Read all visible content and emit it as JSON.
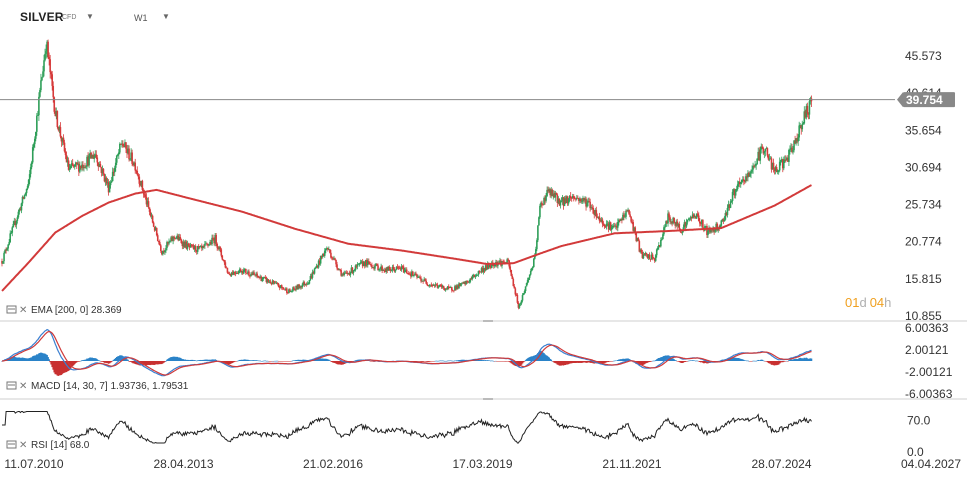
{
  "header": {
    "symbol": "SILVER",
    "instrument_type": "CFD",
    "timeframe": "W1",
    "dropdown_icon": "caret-down-icon"
  },
  "price_badge": {
    "value": "39.754",
    "color": "#888888"
  },
  "countdown": {
    "days": "01",
    "d_unit": "d",
    "hours": "04",
    "h_unit": "h",
    "color": "#f0a020"
  },
  "indicators": {
    "ema_label": "EMA [200, 0] 28.369",
    "macd_label": "MACD [14, 30, 7] 1.93736,  1.79531",
    "rsi_label": "RSI [14] 68.0"
  },
  "colors": {
    "up": "#2e9e58",
    "down": "#d63a3a",
    "ema": "#d23a3a",
    "macd_hist": "#2a83c8",
    "macd_neg": "#c83030"
  },
  "chart_data": [
    {
      "type": "line",
      "name": "price",
      "x_labels": [
        "11.07.2010",
        "28.04.2013",
        "21.02.2016",
        "17.03.2019",
        "21.11.2021",
        "28.07.2024",
        "04.04.2027"
      ],
      "y_ticks": [
        "45.573",
        "40.614",
        "35.654",
        "30.694",
        "25.734",
        "20.774",
        "15.815",
        "10.855"
      ],
      "ylim": [
        10.855,
        45.573
      ],
      "close_path": [
        [
          2010.5,
          18.2
        ],
        [
          2010.8,
          24.5
        ],
        [
          2011.0,
          28.5
        ],
        [
          2011.33,
          47.5
        ],
        [
          2011.5,
          38.0
        ],
        [
          2011.75,
          30.5
        ],
        [
          2012.0,
          31.0
        ],
        [
          2012.25,
          32.5
        ],
        [
          2012.5,
          28.0
        ],
        [
          2012.75,
          34.0
        ],
        [
          2013.0,
          31.0
        ],
        [
          2013.3,
          24.0
        ],
        [
          2013.5,
          19.5
        ],
        [
          2013.75,
          21.5
        ],
        [
          2014.0,
          20.0
        ],
        [
          2014.25,
          19.7
        ],
        [
          2014.5,
          21.2
        ],
        [
          2014.75,
          16.5
        ],
        [
          2015.0,
          17.0
        ],
        [
          2015.5,
          15.5
        ],
        [
          2015.9,
          14.1
        ],
        [
          2016.25,
          15.5
        ],
        [
          2016.6,
          20.0
        ],
        [
          2016.9,
          16.2
        ],
        [
          2017.3,
          18.0
        ],
        [
          2017.7,
          17.0
        ],
        [
          2018.0,
          17.2
        ],
        [
          2018.5,
          15.2
        ],
        [
          2018.9,
          14.4
        ],
        [
          2019.2,
          15.2
        ],
        [
          2019.5,
          17.0
        ],
        [
          2019.75,
          18.0
        ],
        [
          2020.0,
          18.0
        ],
        [
          2020.2,
          12.0
        ],
        [
          2020.5,
          18.5
        ],
        [
          2020.6,
          25.5
        ],
        [
          2020.75,
          27.5
        ],
        [
          2021.0,
          26.0
        ],
        [
          2021.2,
          26.8
        ],
        [
          2021.5,
          26.0
        ],
        [
          2021.75,
          23.5
        ],
        [
          2022.0,
          22.5
        ],
        [
          2022.25,
          25.0
        ],
        [
          2022.5,
          19.0
        ],
        [
          2022.75,
          18.5
        ],
        [
          2023.0,
          24.0
        ],
        [
          2023.25,
          22.5
        ],
        [
          2023.5,
          24.5
        ],
        [
          2023.75,
          22.0
        ],
        [
          2024.0,
          23.2
        ],
        [
          2024.25,
          27.5
        ],
        [
          2024.5,
          29.5
        ],
        [
          2024.8,
          33.5
        ],
        [
          2025.0,
          30.0
        ],
        [
          2025.3,
          32.5
        ],
        [
          2025.5,
          36.5
        ],
        [
          2025.7,
          39.754
        ]
      ],
      "ema_200": [
        [
          2010.5,
          14.2
        ],
        [
          2011.0,
          18.0
        ],
        [
          2011.5,
          22.0
        ],
        [
          2012.0,
          24.2
        ],
        [
          2012.5,
          26.0
        ],
        [
          2013.0,
          27.2
        ],
        [
          2013.4,
          27.7
        ],
        [
          2014.0,
          26.6
        ],
        [
          2015.0,
          24.8
        ],
        [
          2016.0,
          22.5
        ],
        [
          2017.0,
          20.5
        ],
        [
          2018.0,
          19.6
        ],
        [
          2019.0,
          18.5
        ],
        [
          2019.6,
          17.8
        ],
        [
          2020.1,
          17.9
        ],
        [
          2020.6,
          19.2
        ],
        [
          2021.0,
          20.2
        ],
        [
          2022.0,
          21.9
        ],
        [
          2023.0,
          22.2
        ],
        [
          2024.0,
          22.6
        ],
        [
          2025.0,
          25.6
        ],
        [
          2025.7,
          28.369
        ]
      ],
      "last_price": 39.754
    },
    {
      "type": "line",
      "name": "MACD",
      "y_ticks": [
        "6.00363",
        "2.00121",
        "-2.00121",
        "-6.00363"
      ],
      "ylim": [
        -6.00363,
        6.00363
      ],
      "last": [
        1.93736,
        1.79531
      ]
    },
    {
      "type": "line",
      "name": "RSI",
      "y_ticks": [
        "70.0",
        "0.0"
      ],
      "ylim": [
        0,
        100
      ],
      "last": 68.0
    }
  ]
}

PROBLEM TO SOLVE — Will you restate every entry word for word and omit the images?

TASK OUTPUT —
Read all visible content and emit it as JSON.
{
  "header": {
    "symbol": "SILVER",
    "instrument_type": "CFD",
    "timeframe": "W1",
    "dropdown_icon": "caret-down-icon"
  },
  "price_badge": {
    "value": "39.754",
    "color": "#888888"
  },
  "countdown": {
    "days": "01",
    "d_unit": "d",
    "hours": "04",
    "h_unit": "h",
    "color": "#f0a020"
  },
  "indicators": {
    "ema_label": "EMA [200, 0] 28.369",
    "macd_label": "MACD [14, 30, 7] 1.93736,  1.79531",
    "rsi_label": "RSI [14] 68.0"
  },
  "colors": {
    "up": "#2e9e58",
    "down": "#d63a3a",
    "ema": "#d23a3a",
    "macd_hist": "#2a83c8",
    "macd_neg": "#c83030"
  },
  "chart_data": [
    {
      "type": "line",
      "name": "price",
      "x_labels": [
        "11.07.2010",
        "28.04.2013",
        "21.02.2016",
        "17.03.2019",
        "21.11.2021",
        "28.07.2024",
        "04.04.2027"
      ],
      "y_ticks": [
        "45.573",
        "40.614",
        "35.654",
        "30.694",
        "25.734",
        "20.774",
        "15.815",
        "10.855"
      ],
      "ylim": [
        10.855,
        45.573
      ],
      "close_path": [
        [
          2010.5,
          18.2
        ],
        [
          2010.8,
          24.5
        ],
        [
          2011.0,
          28.5
        ],
        [
          2011.33,
          47.5
        ],
        [
          2011.5,
          38.0
        ],
        [
          2011.75,
          30.5
        ],
        [
          2012.0,
          31.0
        ],
        [
          2012.25,
          32.5
        ],
        [
          2012.5,
          28.0
        ],
        [
          2012.75,
          34.0
        ],
        [
          2013.0,
          31.0
        ],
        [
          2013.3,
          24.0
        ],
        [
          2013.5,
          19.5
        ],
        [
          2013.75,
          21.5
        ],
        [
          2014.0,
          20.0
        ],
        [
          2014.25,
          19.7
        ],
        [
          2014.5,
          21.2
        ],
        [
          2014.75,
          16.5
        ],
        [
          2015.0,
          17.0
        ],
        [
          2015.5,
          15.5
        ],
        [
          2015.9,
          14.1
        ],
        [
          2016.25,
          15.5
        ],
        [
          2016.6,
          20.0
        ],
        [
          2016.9,
          16.2
        ],
        [
          2017.3,
          18.0
        ],
        [
          2017.7,
          17.0
        ],
        [
          2018.0,
          17.2
        ],
        [
          2018.5,
          15.2
        ],
        [
          2018.9,
          14.4
        ],
        [
          2019.2,
          15.2
        ],
        [
          2019.5,
          17.0
        ],
        [
          2019.75,
          18.0
        ],
        [
          2020.0,
          18.0
        ],
        [
          2020.2,
          12.0
        ],
        [
          2020.5,
          18.5
        ],
        [
          2020.6,
          25.5
        ],
        [
          2020.75,
          27.5
        ],
        [
          2021.0,
          26.0
        ],
        [
          2021.2,
          26.8
        ],
        [
          2021.5,
          26.0
        ],
        [
          2021.75,
          23.5
        ],
        [
          2022.0,
          22.5
        ],
        [
          2022.25,
          25.0
        ],
        [
          2022.5,
          19.0
        ],
        [
          2022.75,
          18.5
        ],
        [
          2023.0,
          24.0
        ],
        [
          2023.25,
          22.5
        ],
        [
          2023.5,
          24.5
        ],
        [
          2023.75,
          22.0
        ],
        [
          2024.0,
          23.2
        ],
        [
          2024.25,
          27.5
        ],
        [
          2024.5,
          29.5
        ],
        [
          2024.8,
          33.5
        ],
        [
          2025.0,
          30.0
        ],
        [
          2025.3,
          32.5
        ],
        [
          2025.5,
          36.5
        ],
        [
          2025.7,
          39.754
        ]
      ],
      "ema_200": [
        [
          2010.5,
          14.2
        ],
        [
          2011.0,
          18.0
        ],
        [
          2011.5,
          22.0
        ],
        [
          2012.0,
          24.2
        ],
        [
          2012.5,
          26.0
        ],
        [
          2013.0,
          27.2
        ],
        [
          2013.4,
          27.7
        ],
        [
          2014.0,
          26.6
        ],
        [
          2015.0,
          24.8
        ],
        [
          2016.0,
          22.5
        ],
        [
          2017.0,
          20.5
        ],
        [
          2018.0,
          19.6
        ],
        [
          2019.0,
          18.5
        ],
        [
          2019.6,
          17.8
        ],
        [
          2020.1,
          17.9
        ],
        [
          2020.6,
          19.2
        ],
        [
          2021.0,
          20.2
        ],
        [
          2022.0,
          21.9
        ],
        [
          2023.0,
          22.2
        ],
        [
          2024.0,
          22.6
        ],
        [
          2025.0,
          25.6
        ],
        [
          2025.7,
          28.369
        ]
      ],
      "last_price": 39.754
    },
    {
      "type": "line",
      "name": "MACD",
      "y_ticks": [
        "6.00363",
        "2.00121",
        "-2.00121",
        "-6.00363"
      ],
      "ylim": [
        -6.00363,
        6.00363
      ],
      "last": [
        1.93736,
        1.79531
      ]
    },
    {
      "type": "line",
      "name": "RSI",
      "y_ticks": [
        "70.0",
        "0.0"
      ],
      "ylim": [
        0,
        100
      ],
      "last": 68.0
    }
  ]
}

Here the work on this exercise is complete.